Work required
Count how many lines include "frac" and answer with that number only.

Data to process
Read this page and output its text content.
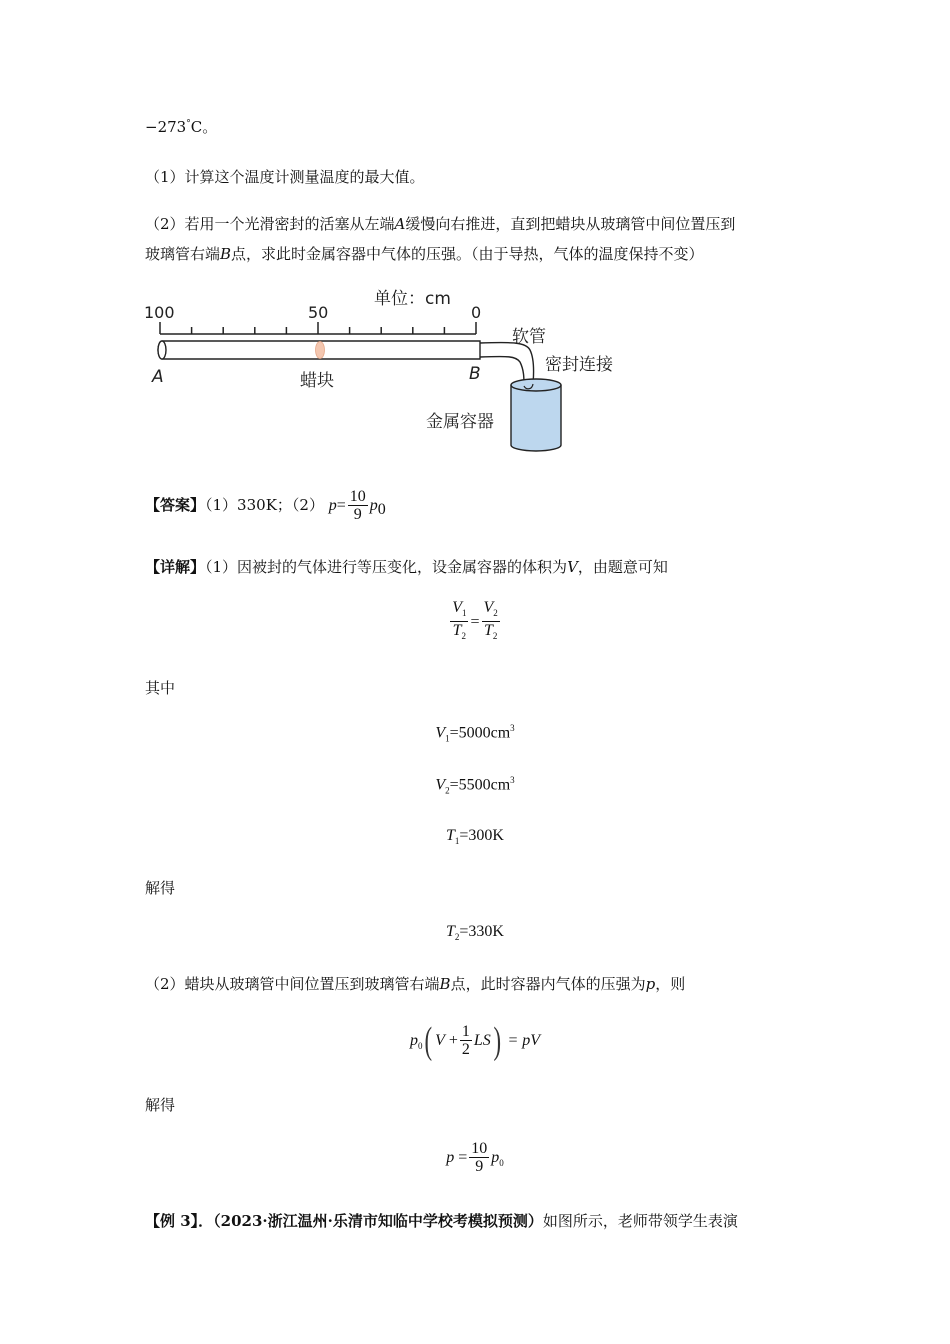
−273°C。
（1）计算这个温度计测量温度的最大值。
（2）若用一个光滑密封的活塞从左端A缓慢向右推进，直到把蜡块从玻璃管中间位置压到
玻璃管右端B点，求此时金属容器中气体的压强。（由于导热，气体的温度保持不变）
单位：cm
100	50	0
A	B
蜡块
软管
密封连接
金属容器
【答案】（1）330K；（2） $p= \frac{10}{9} p_0$
【详解】（1）因被封的气体进行等压变化，设金属容器的体积为V，由题意可知
$\frac{V_1}{T_2} = \frac{V_2}{T_2}$
其中
$V_1=5000cm^3$
$V_2=5500cm^3$
$T_1=300K$
解得
$T_2=330K$
（2）蜡块从玻璃管中间位置压到玻璃管右端B点，此时容器内气体的压强为p，则
$p_0$( $V + \frac{1}{2} LS$) = pV
解得
$p = \frac{10}{9} p_0$
【例 3】．（2023·浙江温州·乐清市知临中学校考模拟预测）如图所示，老师带领学生表演
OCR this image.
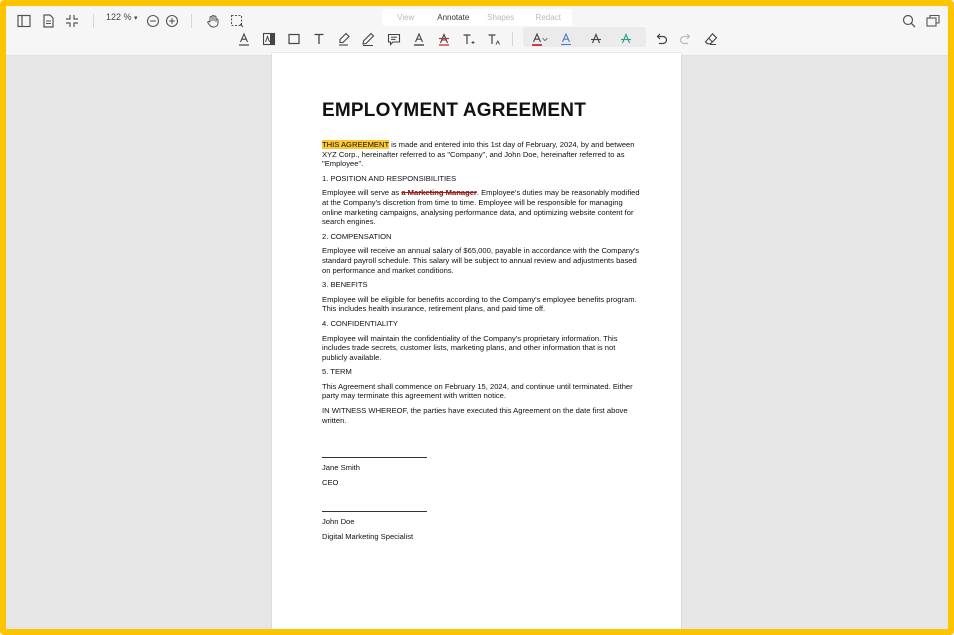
122 % ▾	View	Annotate	Shapes	Redact
EMPLOYMENT AGREEMENT

THIS AGREEMENT is made and entered into this 1st day of February, 2024, by and between XYZ Corp., hereinafter referred to as "Company", and John Doe, hereinafter referred to as "Employee".

1. POSITION AND RESPONSIBILITIES

Employee will serve as a Marketing Manager. Employee's duties may be reasonably modified at the Company's discretion from time to time. Employee will be responsible for managing online marketing campaigns, analysing performance data, and optimizing website content for search engines.

2. COMPENSATION

Employee will receive an annual salary of $65,000, payable in accordance with the Company's standard payroll schedule. This salary will be subject to annual review and adjustments based on performance and market conditions.

3. BENEFITS

Employee will be eligible for benefits according to the Company's employee benefits program. This includes health insurance, retirement plans, and paid time off.

4. CONFIDENTIALITY

Employee will maintain the confidentiality of the Company's proprietary information. This includes trade secrets, customer lists, marketing plans, and other information that is not publicly available.

5. TERM

This Agreement shall commence on February 15, 2024, and continue until terminated. Either party may terminate this agreement with written notice.

IN WITNESS WHEREOF, the parties have executed this Agreement on the date first above written.

Jane Smith

CEO

John Doe

Digital Marketing Specialist
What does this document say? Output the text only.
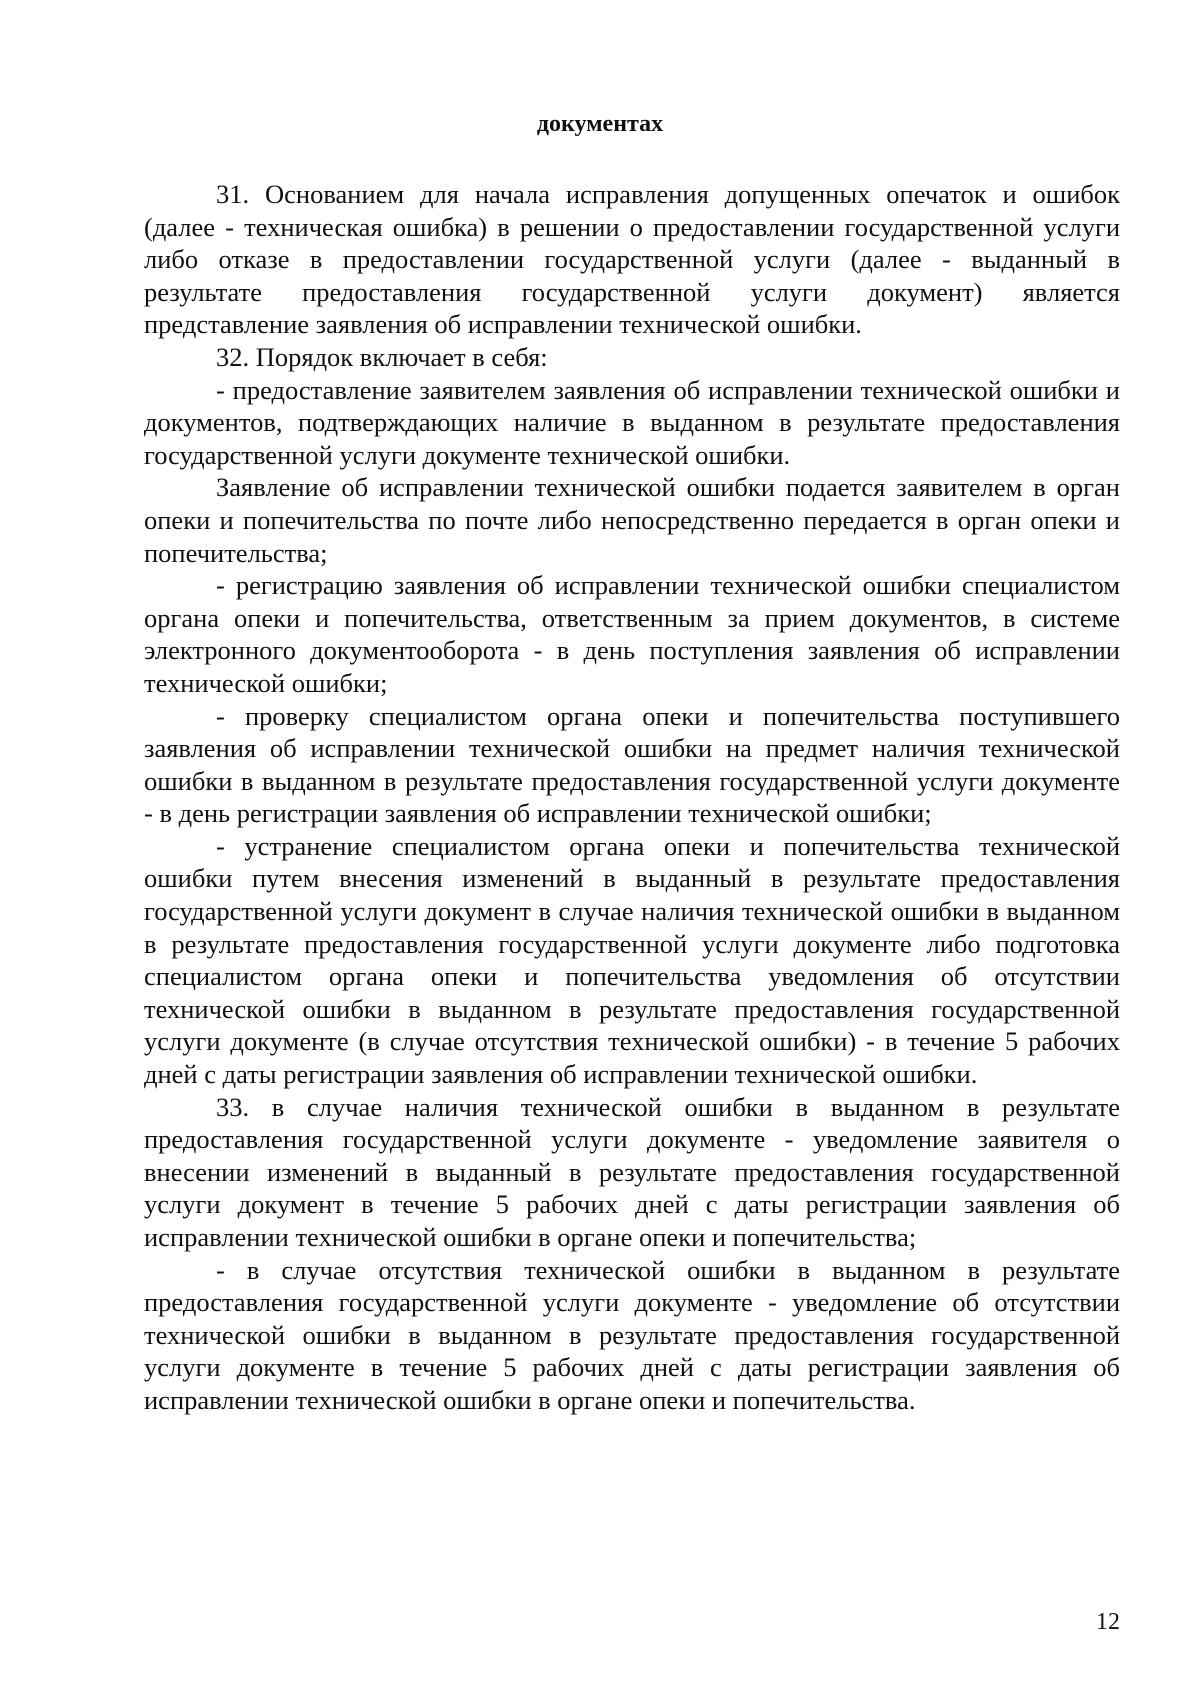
документах

31. Основанием для начала исправления допущенных опечаток и ошибок (далее - техническая ошибка) в решении о предоставлении государственной услуги либо отказе в предоставлении государственной услуги (далее - выданный в результате предоставления государственной услуги документ) является представление заявления об исправлении технической ошибки.

32. Порядок включает в себя:

- предоставление заявителем заявления об исправлении технической ошибки и документов, подтверждающих наличие в выданном в результате предоставления государственной услуги документе технической ошибки.

Заявление об исправлении технической ошибки подается заявителем в орган опеки и попечительства по почте либо непосредственно передается в орган опеки и попечительства;

- регистрацию заявления об исправлении технической ошибки специалистом органа опеки и попечительства, ответственным за прием документов, в системе электронного документооборота - в день поступления заявления об исправлении технической ошибки;

- проверку специалистом органа опеки и попечительства поступившего заявления об исправлении технической ошибки на предмет наличия технической ошибки в выданном в результате предоставления государственной услуги документе - в день регистрации заявления об исправлении технической ошибки;

- устранение специалистом органа опеки и попечительства технической ошибки путем внесения изменений в выданный в результате предоставления государственной услуги документ в случае наличия технической ошибки в выданном в результате предоставления государственной услуги документе либо подготовка специалистом органа опеки и попечительства уведомления об отсутствии технической ошибки в выданном в результате предоставления государственной услуги документе (в случае отсутствия технической ошибки) - в течение 5 рабочих дней с даты регистрации заявления об исправлении технической ошибки.

33. в случае наличия технической ошибки в выданном в результате предоставления государственной услуги документе - уведомление заявителя о внесении изменений в выданный в результате предоставления государственной услуги документ в течение 5 рабочих дней с даты регистрации заявления об исправлении технической ошибки в органе опеки и попечительства;

- в случае отсутствия технической ошибки в выданном в результате предоставления государственной услуги документе - уведомление об отсутствии технической ошибки в выданном в результате предоставления государственной услуги документе в течение 5 рабочих дней с даты регистрации заявления об исправлении технической ошибки в органе опеки и попечительства.

12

Exercise response
4